■ **Task to carry out**
Count how many lines below include the string "Francisco", and give that number without anything else.

● ● ●

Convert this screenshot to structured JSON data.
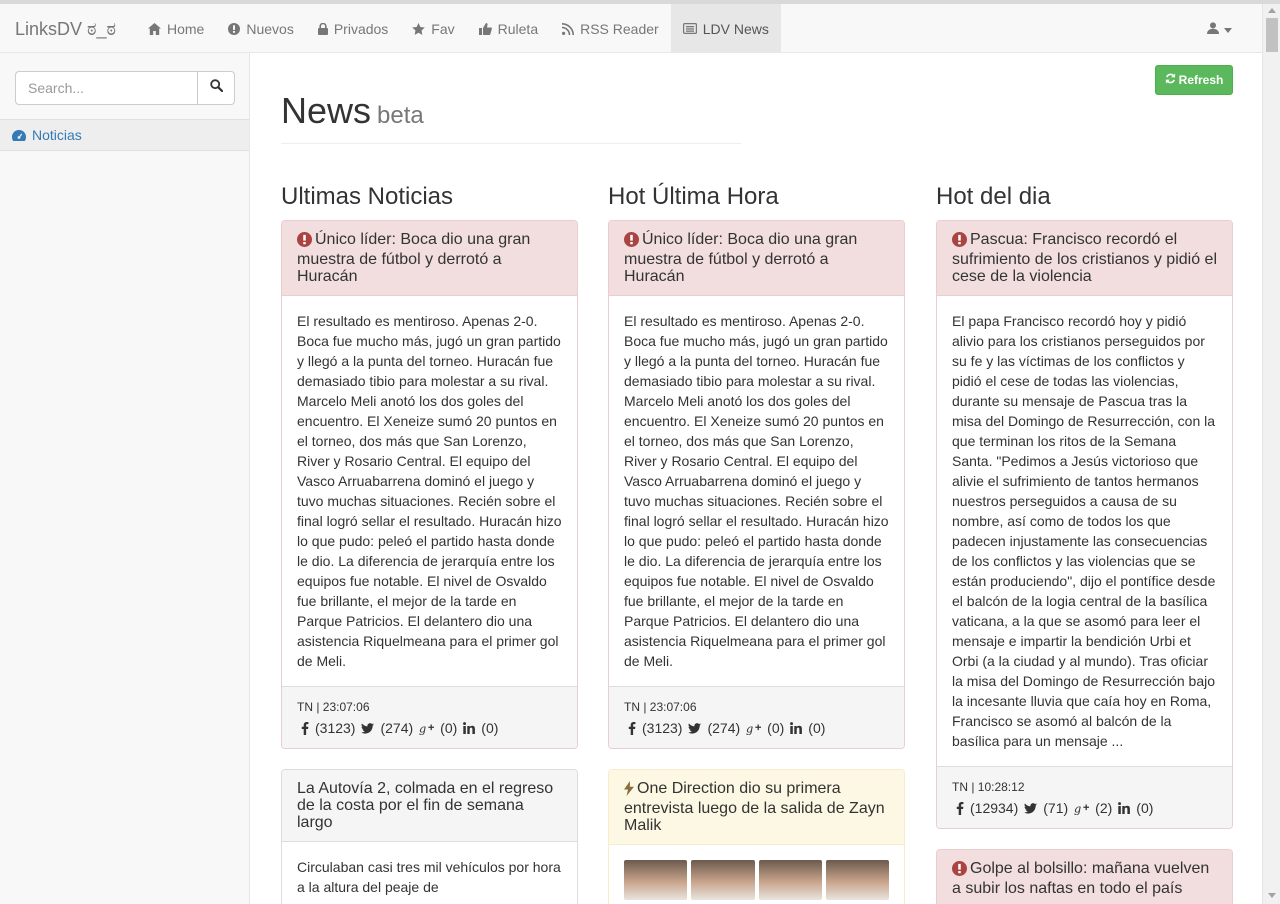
{
  "navbar": {
    "brand": "LinksDV ಠ_ಠ",
    "items": [
      {
        "label": "Home",
        "icon": "home-icon"
      },
      {
        "label": "Nuevos",
        "icon": "exclamation-circle-icon"
      },
      {
        "label": "Privados",
        "icon": "lock-icon"
      },
      {
        "label": "Fav",
        "icon": "star-icon"
      },
      {
        "label": "Ruleta",
        "icon": "thumbs-up-icon"
      },
      {
        "label": "RSS Reader",
        "icon": "rss-icon"
      },
      {
        "label": "LDV News",
        "icon": "newspaper-icon",
        "active": true
      }
    ],
    "user_icon": "user-icon"
  },
  "sidebar": {
    "search_placeholder": "Search...",
    "items": [
      {
        "label": "Noticias",
        "icon": "dashboard-icon"
      }
    ]
  },
  "page": {
    "title": "News",
    "subtitle": "beta",
    "refresh_label": "Refresh"
  },
  "columns": [
    {
      "title": "Ultimas Noticias",
      "cards": [
        {
          "style": "danger",
          "icon": "exclamation-circle-icon",
          "title": "Único líder: Boca dio una gran muestra de fútbol y derrotó a Huracán",
          "body": "El resultado es mentiroso. Apenas 2-0. Boca fue mucho más, jugó un gran partido y llegó a la punta del torneo. Huracán fue demasiado tibio para molestar a su rival. Marcelo Meli anotó los dos goles del encuentro. El Xeneize sumó 20 puntos en el torneo, dos más que San Lorenzo, River y Rosario Central. El equipo del Vasco Arruabarrena dominó el juego y tuvo muchas situaciones. Recién sobre el final logró sellar el resultado. Huracán hizo lo que pudo: peleó el partido hasta donde le dio. La diferencia de jerarquía entre los equipos fue notable. El nivel de Osvaldo fue brillante, el mejor de la tarde en Parque Patricios. El delantero dio una asistencia Riquelmeana para el primer gol de Meli.",
          "meta": "TN | 23:07:06",
          "facebook": "(3123)",
          "twitter": "(274)",
          "gplus": "(0)",
          "linkedin": "(0)"
        },
        {
          "style": "default",
          "icon": "",
          "title": "La Autovía 2, colmada en el regreso de la costa por el fin de semana largo",
          "body": "Circulaban casi tres mil vehículos por hora a la altura del peaje de"
        }
      ]
    },
    {
      "title": "Hot Última Hora",
      "cards": [
        {
          "style": "danger",
          "icon": "exclamation-circle-icon",
          "title": "Único líder: Boca dio una gran muestra de fútbol y derrotó a Huracán",
          "body": "El resultado es mentiroso. Apenas 2-0. Boca fue mucho más, jugó un gran partido y llegó a la punta del torneo. Huracán fue demasiado tibio para molestar a su rival. Marcelo Meli anotó los dos goles del encuentro. El Xeneize sumó 20 puntos en el torneo, dos más que San Lorenzo, River y Rosario Central. El equipo del Vasco Arruabarrena dominó el juego y tuvo muchas situaciones. Recién sobre el final logró sellar el resultado. Huracán hizo lo que pudo: peleó el partido hasta donde le dio. La diferencia de jerarquía entre los equipos fue notable. El nivel de Osvaldo fue brillante, el mejor de la tarde en Parque Patricios. El delantero dio una asistencia Riquelmeana para el primer gol de Meli.",
          "meta": "TN | 23:07:06",
          "facebook": "(3123)",
          "twitter": "(274)",
          "gplus": "(0)",
          "linkedin": "(0)"
        },
        {
          "style": "warning",
          "icon": "bolt-icon",
          "title": "One Direction dio su primera entrevista luego de la salida de Zayn Malik",
          "body": ""
        }
      ]
    },
    {
      "title": "Hot del dia",
      "cards": [
        {
          "style": "danger",
          "icon": "exclamation-circle-icon",
          "title": "Pascua: Francisco recordó el sufrimiento de los cristianos y pidió el cese de la violencia",
          "body": "El papa Francisco recordó hoy y pidió alivio para los cristianos perseguidos por su fe y las víctimas de los conflictos y pidió el cese de todas las violencias, durante su mensaje de Pascua tras la misa del Domingo de Resurrección, con la que terminan los ritos de la Semana Santa. \"Pedimos a Jesús victorioso que alivie el sufrimiento de tantos hermanos nuestros perseguidos a causa de su nombre, así como de todos los que padecen injustamente las consecuencias de los conflictos y las violencias que se están produciendo\", dijo el pontífice desde el balcón de la logia central de la basílica vaticana, a la que se asomó para leer el mensaje e impartir la bendición Urbi et Orbi (a la ciudad y al mundo). Tras oficiar la misa del Domingo de Resurrección bajo la incesante lluvia que caía hoy en Roma, Francisco se asomó al balcón de la basílica para un mensaje ...",
          "meta": "TN | 10:28:12",
          "facebook": "(12934)",
          "twitter": "(71)",
          "gplus": "(2)",
          "linkedin": "(0)"
        },
        {
          "style": "danger",
          "icon": "exclamation-circle-icon",
          "title": "Golpe al bolsillo: mañana vuelven a subir los naftas en todo el país",
          "body": ""
        }
      ]
    }
  ]
}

● ● ●

■ **Exercise solution**
2